» EXERCISE REQUIREMENTS:
**1)** Identify each media outlet that the passage on VFS Global mentions by name as a participant in the May 2026 joint investigation.
**2)** Resume the passage on VFS Global, beginning directly after its final sentence.

In June 2014, the South African Competition Commission investigated the company regarding allegations of market dominance in the visa support services market to foreign embassies. The Commission recommended further investigations into the company. In a statement to European Union parliament in July 2018, VFS Global denied that their company operates as a monopoly, though its prepared statement did not cite any outsourcing companies with whom they are in competition for winning contracts.

=== Extortion allegations ===
In 2019, the Nigerian government's Portfolio Committee on Home Affairs accused VFS Global of "extorting" and "mistreating" vulnerable visa applicants in developing countries such as Nigeria. Additionally, the government placed the company under investigation for "allegations of abusive market dominance and unlawful tender procedures, resulting in excessive visa application prices and hidden fees."

=== English-only service in Canada ===
In March 2023, VFS Global faced criticism for requiring a French-speaking applicant for permanent residency in Canada to respond only in English, despite that it is legally obligated to provide services in both official languages of Canada. Quebec's Minister Jean-François Roberge called it "completely unacceptable" and "all citizens should be able to interact with the federal government in their language of choice". VFS Global did not apologize for the incident.

=== Upselling, data violations, and bribery ===

In May 2026, 14 media agencies, including Le Monde, Politico, The Indian Express, Semafor, News24, and Lighthouse Reports, published a joint investigation into VFS Global's commercial practices. The investigation drew on inspection and monitoring reports from the European Commission and 22 Schengen-zone countries obtained through Freedom of Information (FOI) requests, internal correspondence between EU member states, leaked European Commission diplomatic reports, financial statements, analysis of over 2,000 customer receipts, and interviews with dozens of current and former VFS employees across multiple countries.

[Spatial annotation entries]
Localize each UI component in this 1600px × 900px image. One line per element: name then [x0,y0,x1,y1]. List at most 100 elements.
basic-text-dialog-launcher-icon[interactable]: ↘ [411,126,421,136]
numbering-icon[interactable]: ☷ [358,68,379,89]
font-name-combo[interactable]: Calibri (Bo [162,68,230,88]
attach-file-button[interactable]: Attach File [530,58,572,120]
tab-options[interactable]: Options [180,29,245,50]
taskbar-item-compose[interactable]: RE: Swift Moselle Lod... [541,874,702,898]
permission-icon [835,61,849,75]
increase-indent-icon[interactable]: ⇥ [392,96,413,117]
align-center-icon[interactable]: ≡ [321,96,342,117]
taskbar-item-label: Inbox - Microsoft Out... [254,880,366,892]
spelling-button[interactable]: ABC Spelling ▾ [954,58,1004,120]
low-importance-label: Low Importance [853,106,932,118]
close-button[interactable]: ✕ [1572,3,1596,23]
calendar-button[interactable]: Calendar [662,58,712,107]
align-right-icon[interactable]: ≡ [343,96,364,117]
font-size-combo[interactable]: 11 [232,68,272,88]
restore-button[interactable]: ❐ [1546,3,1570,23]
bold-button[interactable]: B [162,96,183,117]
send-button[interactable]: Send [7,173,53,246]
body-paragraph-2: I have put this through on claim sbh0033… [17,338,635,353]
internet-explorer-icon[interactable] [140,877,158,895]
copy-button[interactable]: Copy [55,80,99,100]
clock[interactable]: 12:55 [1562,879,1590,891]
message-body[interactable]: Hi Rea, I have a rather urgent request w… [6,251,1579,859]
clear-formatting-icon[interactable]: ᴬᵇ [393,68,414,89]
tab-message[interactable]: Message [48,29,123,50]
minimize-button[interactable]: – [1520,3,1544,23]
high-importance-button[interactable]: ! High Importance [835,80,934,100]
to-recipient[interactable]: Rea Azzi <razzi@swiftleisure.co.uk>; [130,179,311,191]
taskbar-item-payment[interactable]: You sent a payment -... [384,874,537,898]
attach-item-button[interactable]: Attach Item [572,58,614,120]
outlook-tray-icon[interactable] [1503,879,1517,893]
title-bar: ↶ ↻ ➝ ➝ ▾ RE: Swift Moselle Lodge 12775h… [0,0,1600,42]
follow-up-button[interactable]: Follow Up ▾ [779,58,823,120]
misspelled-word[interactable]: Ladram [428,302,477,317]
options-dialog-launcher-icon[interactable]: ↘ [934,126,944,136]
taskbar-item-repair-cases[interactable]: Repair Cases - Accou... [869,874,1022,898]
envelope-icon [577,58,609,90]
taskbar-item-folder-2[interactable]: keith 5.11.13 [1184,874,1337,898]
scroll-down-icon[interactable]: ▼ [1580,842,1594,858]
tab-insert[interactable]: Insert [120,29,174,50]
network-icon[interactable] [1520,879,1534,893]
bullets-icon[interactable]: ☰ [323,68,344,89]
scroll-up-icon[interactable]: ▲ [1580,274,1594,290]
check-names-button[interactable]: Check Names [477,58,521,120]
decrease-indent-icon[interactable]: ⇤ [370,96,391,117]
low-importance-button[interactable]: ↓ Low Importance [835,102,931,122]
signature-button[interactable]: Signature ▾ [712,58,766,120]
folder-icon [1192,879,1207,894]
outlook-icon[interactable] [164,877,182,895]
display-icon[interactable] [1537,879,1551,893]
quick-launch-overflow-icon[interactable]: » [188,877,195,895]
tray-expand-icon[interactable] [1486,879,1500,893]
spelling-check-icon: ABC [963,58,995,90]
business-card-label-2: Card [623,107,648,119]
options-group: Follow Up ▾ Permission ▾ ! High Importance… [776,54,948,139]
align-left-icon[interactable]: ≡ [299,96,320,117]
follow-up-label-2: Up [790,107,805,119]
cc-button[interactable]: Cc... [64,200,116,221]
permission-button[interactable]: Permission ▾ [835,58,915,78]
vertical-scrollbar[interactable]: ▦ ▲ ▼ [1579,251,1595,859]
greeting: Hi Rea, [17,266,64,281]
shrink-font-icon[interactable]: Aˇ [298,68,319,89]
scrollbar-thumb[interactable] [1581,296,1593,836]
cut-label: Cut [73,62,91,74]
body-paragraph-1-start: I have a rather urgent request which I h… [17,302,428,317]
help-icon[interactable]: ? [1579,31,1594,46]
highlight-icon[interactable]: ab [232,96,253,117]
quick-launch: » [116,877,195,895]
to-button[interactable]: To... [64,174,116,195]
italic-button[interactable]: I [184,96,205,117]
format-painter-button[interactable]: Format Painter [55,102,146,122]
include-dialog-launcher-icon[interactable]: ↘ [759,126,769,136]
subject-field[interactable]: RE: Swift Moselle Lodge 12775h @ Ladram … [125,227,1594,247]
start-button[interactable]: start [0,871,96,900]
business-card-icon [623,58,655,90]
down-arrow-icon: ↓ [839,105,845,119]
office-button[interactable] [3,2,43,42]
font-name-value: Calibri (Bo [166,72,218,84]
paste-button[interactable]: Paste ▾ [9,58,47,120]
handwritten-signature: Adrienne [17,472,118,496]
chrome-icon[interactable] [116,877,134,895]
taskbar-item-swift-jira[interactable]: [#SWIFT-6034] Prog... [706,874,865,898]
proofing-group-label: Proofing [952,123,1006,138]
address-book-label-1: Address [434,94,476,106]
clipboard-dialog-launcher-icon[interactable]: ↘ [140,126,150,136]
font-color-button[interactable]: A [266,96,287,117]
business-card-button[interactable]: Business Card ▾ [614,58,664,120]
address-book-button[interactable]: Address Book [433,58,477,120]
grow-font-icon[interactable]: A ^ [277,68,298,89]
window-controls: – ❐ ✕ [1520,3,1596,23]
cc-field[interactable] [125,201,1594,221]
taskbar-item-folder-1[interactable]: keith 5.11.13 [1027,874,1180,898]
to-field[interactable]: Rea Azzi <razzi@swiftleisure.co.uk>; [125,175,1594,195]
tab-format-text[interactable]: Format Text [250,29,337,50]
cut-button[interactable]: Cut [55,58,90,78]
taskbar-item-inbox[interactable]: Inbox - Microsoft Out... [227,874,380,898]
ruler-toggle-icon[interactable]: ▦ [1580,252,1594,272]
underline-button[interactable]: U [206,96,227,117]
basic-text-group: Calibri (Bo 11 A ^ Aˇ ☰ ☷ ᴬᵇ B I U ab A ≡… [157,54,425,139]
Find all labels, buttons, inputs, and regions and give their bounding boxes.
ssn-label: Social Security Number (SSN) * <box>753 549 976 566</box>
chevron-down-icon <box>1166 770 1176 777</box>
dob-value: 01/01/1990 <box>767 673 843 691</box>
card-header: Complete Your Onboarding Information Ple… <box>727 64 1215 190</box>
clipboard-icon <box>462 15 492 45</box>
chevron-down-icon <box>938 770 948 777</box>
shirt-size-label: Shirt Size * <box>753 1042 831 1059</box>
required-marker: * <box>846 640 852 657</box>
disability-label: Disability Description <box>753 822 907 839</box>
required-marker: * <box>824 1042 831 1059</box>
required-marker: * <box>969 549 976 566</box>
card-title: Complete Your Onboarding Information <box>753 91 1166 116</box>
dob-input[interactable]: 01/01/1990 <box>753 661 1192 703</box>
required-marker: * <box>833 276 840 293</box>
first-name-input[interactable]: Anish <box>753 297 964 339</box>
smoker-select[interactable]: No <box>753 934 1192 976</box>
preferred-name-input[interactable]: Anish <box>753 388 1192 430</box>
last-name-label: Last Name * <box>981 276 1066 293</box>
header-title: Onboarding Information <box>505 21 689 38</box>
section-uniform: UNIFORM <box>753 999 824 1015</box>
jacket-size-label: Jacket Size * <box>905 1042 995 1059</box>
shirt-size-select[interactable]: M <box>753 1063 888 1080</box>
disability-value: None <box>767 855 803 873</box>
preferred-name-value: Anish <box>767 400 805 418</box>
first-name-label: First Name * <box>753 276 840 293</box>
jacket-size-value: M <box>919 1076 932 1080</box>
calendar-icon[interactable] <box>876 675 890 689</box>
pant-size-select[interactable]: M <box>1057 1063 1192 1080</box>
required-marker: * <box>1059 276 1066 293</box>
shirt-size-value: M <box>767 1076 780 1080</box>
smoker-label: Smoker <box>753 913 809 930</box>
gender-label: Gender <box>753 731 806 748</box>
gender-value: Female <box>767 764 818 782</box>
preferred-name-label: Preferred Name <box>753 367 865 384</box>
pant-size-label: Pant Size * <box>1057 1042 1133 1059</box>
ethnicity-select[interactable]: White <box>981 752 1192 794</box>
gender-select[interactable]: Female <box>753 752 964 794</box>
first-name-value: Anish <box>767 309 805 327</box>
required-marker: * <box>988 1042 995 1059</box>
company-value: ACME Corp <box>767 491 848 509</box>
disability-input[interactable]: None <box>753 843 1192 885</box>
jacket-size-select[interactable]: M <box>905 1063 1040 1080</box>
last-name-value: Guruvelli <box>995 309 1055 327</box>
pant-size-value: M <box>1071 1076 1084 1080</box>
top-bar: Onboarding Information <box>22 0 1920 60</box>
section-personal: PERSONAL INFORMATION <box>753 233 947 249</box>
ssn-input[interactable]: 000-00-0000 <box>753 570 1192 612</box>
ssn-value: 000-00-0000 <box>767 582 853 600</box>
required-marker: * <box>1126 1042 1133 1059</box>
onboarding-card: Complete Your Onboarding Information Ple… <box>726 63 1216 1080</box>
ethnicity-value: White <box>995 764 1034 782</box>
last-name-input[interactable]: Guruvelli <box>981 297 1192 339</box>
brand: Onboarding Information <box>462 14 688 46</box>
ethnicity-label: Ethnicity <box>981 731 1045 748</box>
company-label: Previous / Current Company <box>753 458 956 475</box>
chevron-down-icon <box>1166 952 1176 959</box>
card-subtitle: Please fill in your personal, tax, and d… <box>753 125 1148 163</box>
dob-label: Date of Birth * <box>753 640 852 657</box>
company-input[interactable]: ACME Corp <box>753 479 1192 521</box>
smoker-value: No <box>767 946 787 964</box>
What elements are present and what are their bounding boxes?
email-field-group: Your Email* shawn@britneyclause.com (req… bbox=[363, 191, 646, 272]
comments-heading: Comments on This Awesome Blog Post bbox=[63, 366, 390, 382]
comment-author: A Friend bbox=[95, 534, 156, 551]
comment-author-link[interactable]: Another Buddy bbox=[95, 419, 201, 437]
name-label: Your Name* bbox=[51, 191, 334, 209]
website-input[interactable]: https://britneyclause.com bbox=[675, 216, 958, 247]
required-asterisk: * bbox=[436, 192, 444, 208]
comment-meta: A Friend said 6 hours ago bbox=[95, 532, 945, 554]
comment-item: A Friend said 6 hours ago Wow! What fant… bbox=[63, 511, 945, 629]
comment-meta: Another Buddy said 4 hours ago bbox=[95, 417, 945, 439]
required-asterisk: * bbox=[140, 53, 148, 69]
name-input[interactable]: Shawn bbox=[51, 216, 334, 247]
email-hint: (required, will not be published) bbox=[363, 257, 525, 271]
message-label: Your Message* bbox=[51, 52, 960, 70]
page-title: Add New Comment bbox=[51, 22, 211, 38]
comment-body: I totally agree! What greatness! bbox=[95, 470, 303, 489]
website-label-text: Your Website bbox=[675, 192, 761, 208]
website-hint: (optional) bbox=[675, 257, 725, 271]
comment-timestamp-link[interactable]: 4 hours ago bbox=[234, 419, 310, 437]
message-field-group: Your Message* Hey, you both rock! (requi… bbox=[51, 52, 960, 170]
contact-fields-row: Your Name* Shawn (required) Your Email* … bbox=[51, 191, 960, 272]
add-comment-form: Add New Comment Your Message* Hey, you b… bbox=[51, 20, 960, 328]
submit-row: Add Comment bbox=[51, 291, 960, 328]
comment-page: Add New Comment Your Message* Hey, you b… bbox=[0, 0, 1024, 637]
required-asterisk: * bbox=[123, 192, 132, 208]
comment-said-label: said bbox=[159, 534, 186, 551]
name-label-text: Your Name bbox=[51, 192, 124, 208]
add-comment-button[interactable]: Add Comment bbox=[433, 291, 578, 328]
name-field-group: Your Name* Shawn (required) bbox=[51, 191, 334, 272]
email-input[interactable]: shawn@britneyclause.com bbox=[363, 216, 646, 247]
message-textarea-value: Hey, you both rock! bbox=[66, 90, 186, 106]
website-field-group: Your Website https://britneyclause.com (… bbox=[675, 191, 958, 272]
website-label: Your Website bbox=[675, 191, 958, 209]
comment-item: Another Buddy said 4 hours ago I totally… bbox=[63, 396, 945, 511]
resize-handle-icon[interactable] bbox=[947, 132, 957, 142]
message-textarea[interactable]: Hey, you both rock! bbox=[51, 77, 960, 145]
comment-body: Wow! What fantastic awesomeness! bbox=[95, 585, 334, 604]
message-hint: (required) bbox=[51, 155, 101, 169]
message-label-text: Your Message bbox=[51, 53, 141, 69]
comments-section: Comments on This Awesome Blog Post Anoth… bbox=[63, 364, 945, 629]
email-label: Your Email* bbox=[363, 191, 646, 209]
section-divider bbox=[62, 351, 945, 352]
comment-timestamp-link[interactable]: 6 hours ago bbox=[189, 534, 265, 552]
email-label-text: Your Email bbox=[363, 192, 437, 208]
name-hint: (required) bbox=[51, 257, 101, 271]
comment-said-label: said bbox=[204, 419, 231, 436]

» EXPECTED OUTPUTS:
**1)** Le Monde, Politico, The Indian Express, Semafor, News24, Lighthouse Reports

**2)**
VFS has built a profitable business around supplemental services, including SMS alerts, passport courier delivery, document scanning, premium lounges, and at-home biometric appointments priced between €80 and €3,500, sold alongside the mandatory service fee it is permitted to charge under the EU Visa Code. For many applicants, declining value-added services is made difficult. Current and former staff in several countries said employees were pressured to meet monthly sales targets, causing them to sometimes add services to bills without customer consent or to persist in pitching after applicants had already declined. A former Delhi-based visa operations officer stated that staff received training in the "art of selling" and were "taught to catch the weak points of people," adding: "People think that we are from the embassy and whatever we are saying is right, especially those visiting for the first time." A current visa officer in Nigeria told investigators that bonuses for selling value-added services could amount to nearly twice a contractor's base monthly salary of approximately €125. Since contractors make up the majority of the VFS workforce, a former senior Nigeria-based officer described this as a situation that is "highly exploitative, everyone knows that." Five former employees confirmed it was common for SMS and courier services to be added to customer bills without consent.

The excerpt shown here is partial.